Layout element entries
>>>

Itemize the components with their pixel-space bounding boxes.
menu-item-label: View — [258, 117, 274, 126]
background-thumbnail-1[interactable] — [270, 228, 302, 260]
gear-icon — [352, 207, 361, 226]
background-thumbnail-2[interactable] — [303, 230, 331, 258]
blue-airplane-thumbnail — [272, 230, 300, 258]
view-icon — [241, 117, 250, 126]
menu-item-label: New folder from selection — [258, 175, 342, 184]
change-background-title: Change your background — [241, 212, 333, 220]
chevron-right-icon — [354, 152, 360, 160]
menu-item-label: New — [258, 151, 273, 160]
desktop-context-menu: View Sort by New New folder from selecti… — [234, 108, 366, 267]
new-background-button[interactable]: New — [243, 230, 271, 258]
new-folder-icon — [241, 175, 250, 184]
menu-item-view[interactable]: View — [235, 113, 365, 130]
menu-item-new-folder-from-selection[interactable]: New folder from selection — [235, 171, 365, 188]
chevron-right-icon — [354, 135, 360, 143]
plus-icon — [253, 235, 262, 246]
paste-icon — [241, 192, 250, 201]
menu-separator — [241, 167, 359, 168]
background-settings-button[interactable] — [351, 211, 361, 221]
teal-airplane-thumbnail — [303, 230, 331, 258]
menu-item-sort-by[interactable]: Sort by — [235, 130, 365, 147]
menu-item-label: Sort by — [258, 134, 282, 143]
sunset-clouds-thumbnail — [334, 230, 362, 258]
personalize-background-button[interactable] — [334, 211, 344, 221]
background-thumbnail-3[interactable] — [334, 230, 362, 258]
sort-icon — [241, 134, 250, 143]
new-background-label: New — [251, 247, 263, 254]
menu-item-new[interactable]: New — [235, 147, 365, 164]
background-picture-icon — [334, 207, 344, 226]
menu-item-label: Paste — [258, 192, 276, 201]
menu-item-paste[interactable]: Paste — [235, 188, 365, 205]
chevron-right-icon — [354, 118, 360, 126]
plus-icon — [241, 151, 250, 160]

<<<

| Stated goal |
Rewrite every line of the material, from its first line through the line containing "menu-item-new-folder-from-selection[interactable]: New folder", inclusive, as a JSON list with one string per line. Omit any blank lines.

| Task solution |
[
  "Itemize the components with their pixel-space bounding boxes.",
  "menu-item-label: View — [258, 117, 274, 126]",
  "background-thumbnail-1[interactable] — [270, 228, 302, 260]",
  "gear-icon — [352, 207, 361, 226]",
  "background-thumbnail-2[interactable] — [303, 230, 331, 258]",
  "blue-airplane-thumbnail — [272, 230, 300, 258]",
  "view-icon — [241, 117, 250, 126]",
  "menu-item-label: New folder from selection — [258, 175, 342, 184]",
  "change-background-title: Change your background — [241, 212, 333, 220]",
  "chevron-right-icon — [354, 152, 360, 160]",
  "menu-item-label: New — [258, 151, 273, 160]",
  "desktop-context-menu: View Sort by New New folder from selecti… — [234, 108, 366, 267]",
  "new-background-button[interactable]: New — [243, 230, 271, 258]",
  "new-folder-icon — [241, 175, 250, 184]",
  "menu-item-view[interactable]: View — [235, 113, 365, 130]",
  "menu-item-new-folder-from-selection[interactable]: New folder from selection — [235, 171, 365, 188]"
]